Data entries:
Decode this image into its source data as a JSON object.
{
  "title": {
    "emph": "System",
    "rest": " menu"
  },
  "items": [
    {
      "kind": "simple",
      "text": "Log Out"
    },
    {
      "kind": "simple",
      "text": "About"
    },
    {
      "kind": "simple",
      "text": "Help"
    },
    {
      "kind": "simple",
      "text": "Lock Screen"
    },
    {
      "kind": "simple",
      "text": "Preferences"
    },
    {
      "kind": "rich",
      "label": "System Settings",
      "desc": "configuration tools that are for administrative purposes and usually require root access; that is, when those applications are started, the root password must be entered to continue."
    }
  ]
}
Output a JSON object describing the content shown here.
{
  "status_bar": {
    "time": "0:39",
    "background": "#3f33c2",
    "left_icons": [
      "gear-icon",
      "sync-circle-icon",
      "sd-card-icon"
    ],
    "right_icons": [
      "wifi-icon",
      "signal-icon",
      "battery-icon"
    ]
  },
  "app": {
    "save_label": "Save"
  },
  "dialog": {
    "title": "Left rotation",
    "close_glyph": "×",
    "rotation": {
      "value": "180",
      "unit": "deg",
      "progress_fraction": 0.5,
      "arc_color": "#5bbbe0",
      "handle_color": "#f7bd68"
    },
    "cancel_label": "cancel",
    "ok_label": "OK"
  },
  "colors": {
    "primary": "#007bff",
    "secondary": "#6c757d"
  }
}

Requirements - Read through the lines above and collect those that contain the string "text".

Task answer -
      "text": "Log Out"
      "text": "About"
      "text": "Help"
      "text": "Lock Screen"
      "text": "Preferences"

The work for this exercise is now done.